== Set exercise ==
Pick out each line containing the string "screenshot".

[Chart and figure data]
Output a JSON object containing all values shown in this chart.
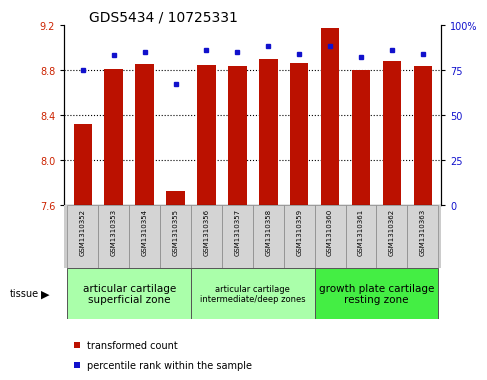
{
  "title": "GDS5434 / 10725331",
  "samples": [
    "GSM1310352",
    "GSM1310353",
    "GSM1310354",
    "GSM1310355",
    "GSM1310356",
    "GSM1310357",
    "GSM1310358",
    "GSM1310359",
    "GSM1310360",
    "GSM1310361",
    "GSM1310362",
    "GSM1310363"
  ],
  "red_values": [
    8.32,
    8.81,
    8.85,
    7.72,
    8.84,
    8.83,
    8.9,
    8.86,
    9.17,
    8.8,
    8.88,
    8.83
  ],
  "blue_values": [
    75,
    83,
    85,
    67,
    86,
    85,
    88,
    84,
    88,
    82,
    86,
    84
  ],
  "ymin": 7.6,
  "ymax": 9.2,
  "yticks": [
    7.6,
    8.0,
    8.4,
    8.8,
    9.2
  ],
  "y2min": 0,
  "y2max": 100,
  "y2ticks": [
    0,
    25,
    50,
    75,
    100
  ],
  "bar_color": "#BB1100",
  "dot_color": "#1111CC",
  "groups": [
    {
      "label": "articular cartilage\nsuperficial zone",
      "start": 0,
      "end": 4,
      "color": "#aaffaa",
      "fontsize": 7.5
    },
    {
      "label": "articular cartilage\nintermediate/deep zones",
      "start": 4,
      "end": 8,
      "color": "#aaffaa",
      "fontsize": 6.0
    },
    {
      "label": "growth plate cartilage\nresting zone",
      "start": 8,
      "end": 12,
      "color": "#44ee44",
      "fontsize": 7.5
    }
  ],
  "legend_items": [
    {
      "color": "#BB1100",
      "label": "transformed count"
    },
    {
      "color": "#1111CC",
      "label": "percentile rank within the sample"
    }
  ],
  "tissue_label": "tissue",
  "ylabel_color": "#CC2200",
  "y2label_color": "#1111CC",
  "title_fontsize": 10,
  "tick_fontsize": 7,
  "bar_width": 0.6
}
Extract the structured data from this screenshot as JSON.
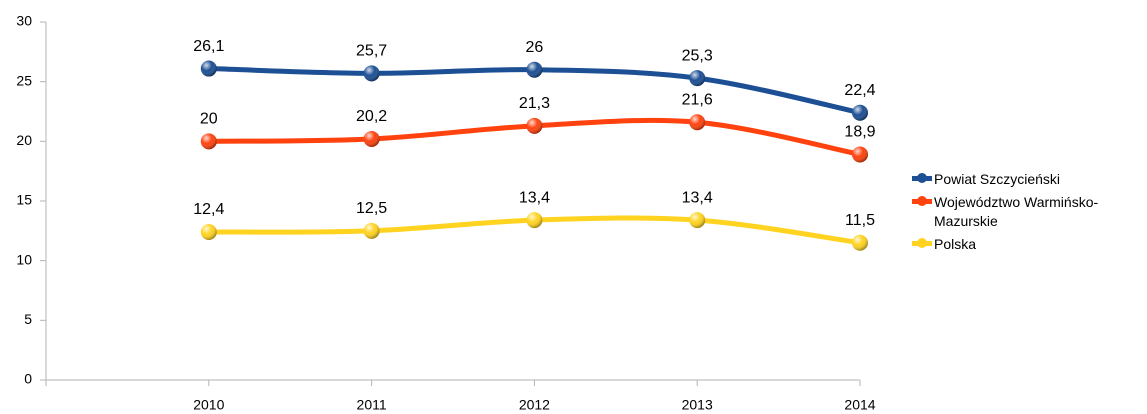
{
  "chart_data": {
    "type": "line",
    "categories": [
      "2010",
      "2011",
      "2012",
      "2013",
      "2014"
    ],
    "series": [
      {
        "name": "Powiat Szczycieński",
        "color": "#1c4f94",
        "values": [
          26.1,
          25.7,
          26,
          25.3,
          22.4
        ],
        "value_labels": [
          "26,1",
          "25,7",
          "26",
          "25,3",
          "22,4"
        ]
      },
      {
        "name": "Województwo Warmińsko-Mazurskie",
        "color": "#ff420e",
        "values": [
          20,
          20.2,
          21.3,
          21.6,
          18.9
        ],
        "value_labels": [
          "20",
          "20,2",
          "21,3",
          "21,6",
          "18,9"
        ]
      },
      {
        "name": "Polska",
        "color": "#ffd320",
        "values": [
          12.4,
          12.5,
          13.4,
          13.4,
          11.5
        ],
        "value_labels": [
          "12,4",
          "12,5",
          "13,4",
          "13,4",
          "11,5"
        ]
      }
    ],
    "ylim": [
      0,
      30
    ],
    "yticks": [
      0,
      5,
      10,
      15,
      20,
      25,
      30
    ],
    "grid": false,
    "legend": "right"
  }
}
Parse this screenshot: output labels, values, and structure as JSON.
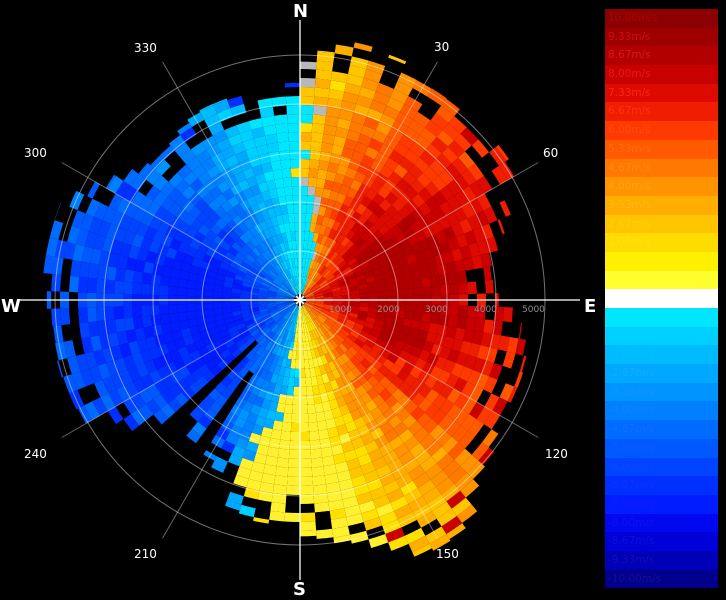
{
  "compass": {
    "n": "N",
    "e": "E",
    "s": "S",
    "w": "W"
  },
  "bearings": [
    "30",
    "60",
    "120",
    "150",
    "210",
    "240",
    "300",
    "330"
  ],
  "range_labels": [
    "1000",
    "2000",
    "3000",
    "4000",
    "5000"
  ],
  "legend": [
    {
      "label": "10.00m/s",
      "color": "#8b0000",
      "text_color": "#b00000"
    },
    {
      "label": "9.33m/s",
      "color": "#9e0000",
      "text_color": "#cc1010"
    },
    {
      "label": "8.67m/s",
      "color": "#b20000",
      "text_color": "#d81818"
    },
    {
      "label": "8.00m/s",
      "color": "#c80000",
      "text_color": "#e81818"
    },
    {
      "label": "7.33m/s",
      "color": "#dc0a00",
      "text_color": "#ff2020"
    },
    {
      "label": "6.67m/s",
      "color": "#f01e00",
      "text_color": "#ff3010"
    },
    {
      "label": "6.00m/s",
      "color": "#ff3a00",
      "text_color": "#ff4a10"
    },
    {
      "label": "5.33m/s",
      "color": "#ff5a00",
      "text_color": "#ff6a10"
    },
    {
      "label": "4.67m/s",
      "color": "#ff7800",
      "text_color": "#ff8810"
    },
    {
      "label": "4.00m/s",
      "color": "#ff9400",
      "text_color": "#ffa010"
    },
    {
      "label": "3.33m/s",
      "color": "#ffae00",
      "text_color": "#ffb810"
    },
    {
      "label": "2.67m/s",
      "color": "#ffc600",
      "text_color": "#ffcc10"
    },
    {
      "label": "2.00m/s",
      "color": "#ffdc00",
      "text_color": "#ffe010"
    },
    {
      "label": "1.33m/s",
      "color": "#fff000",
      "text_color": "#fff010"
    },
    {
      "label": "0.67m/s",
      "color": "#ffff30",
      "text_color": "#ffff30"
    },
    {
      "label": "0.00m/s",
      "color": "#ffffff",
      "text_color": "#ffffff"
    },
    {
      "label": "-0.67m/s",
      "color": "#00e6ff",
      "text_color": "#00e6ff"
    },
    {
      "label": "-1.33m/s",
      "color": "#00d0ff",
      "text_color": "#00d0ff"
    },
    {
      "label": "-2.00m/s",
      "color": "#00bcff",
      "text_color": "#00c0ff"
    },
    {
      "label": "-2.67m/s",
      "color": "#00a8ff",
      "text_color": "#10aaff"
    },
    {
      "label": "-3.33m/s",
      "color": "#0094ff",
      "text_color": "#1094ff"
    },
    {
      "label": "-4.00m/s",
      "color": "#0080ff",
      "text_color": "#1080ff"
    },
    {
      "label": "-4.67m/s",
      "color": "#006cff",
      "text_color": "#106cff"
    },
    {
      "label": "-5.33m/s",
      "color": "#0058ff",
      "text_color": "#1058ff"
    },
    {
      "label": "-6.00m/s",
      "color": "#0044ff",
      "text_color": "#1044ff"
    },
    {
      "label": "-6.67m/s",
      "color": "#0030ff",
      "text_color": "#1030ff"
    },
    {
      "label": "-7.33m/s",
      "color": "#001cff",
      "text_color": "#101cff"
    },
    {
      "label": "-8.00m/s",
      "color": "#0008f0",
      "text_color": "#1010f0"
    },
    {
      "label": "-8.67m/s",
      "color": "#0000d8",
      "text_color": "#1010d0"
    },
    {
      "label": "-9.33m/s",
      "color": "#0000b8",
      "text_color": "#1010b0"
    },
    {
      "label": "-10.00m/s",
      "color": "#00008c",
      "text_color": "#101098"
    }
  ]
}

== Exercise output ==
Extract the structured data from this screenshot as JSON.
Parse this screenshot: output labels, values, and structure as JSON.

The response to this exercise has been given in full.